Task objective -
Pick out each line containing the string "name" and copy it.

Data for processing -
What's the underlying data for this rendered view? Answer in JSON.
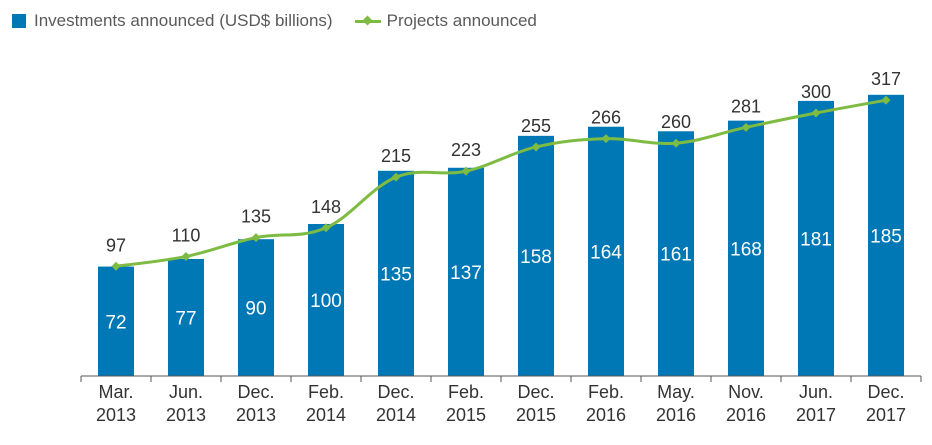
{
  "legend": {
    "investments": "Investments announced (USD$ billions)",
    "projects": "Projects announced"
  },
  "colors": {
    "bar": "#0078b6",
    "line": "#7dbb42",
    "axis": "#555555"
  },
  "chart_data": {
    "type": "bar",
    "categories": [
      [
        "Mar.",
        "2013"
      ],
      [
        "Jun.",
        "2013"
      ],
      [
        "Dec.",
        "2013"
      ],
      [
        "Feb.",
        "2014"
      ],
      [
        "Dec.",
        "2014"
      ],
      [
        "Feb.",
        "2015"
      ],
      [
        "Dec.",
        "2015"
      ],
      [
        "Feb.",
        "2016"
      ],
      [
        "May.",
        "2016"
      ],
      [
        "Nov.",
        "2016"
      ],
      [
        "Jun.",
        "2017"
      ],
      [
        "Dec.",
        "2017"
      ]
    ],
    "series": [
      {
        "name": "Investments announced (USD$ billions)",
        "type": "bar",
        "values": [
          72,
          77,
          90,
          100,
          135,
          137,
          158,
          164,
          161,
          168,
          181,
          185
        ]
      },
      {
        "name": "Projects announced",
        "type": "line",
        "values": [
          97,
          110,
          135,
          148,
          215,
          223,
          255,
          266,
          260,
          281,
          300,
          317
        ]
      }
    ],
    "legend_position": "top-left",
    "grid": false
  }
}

Expected answer -
        "name": "Investments announced (USD$ billions)",
        "name": "Projects announced",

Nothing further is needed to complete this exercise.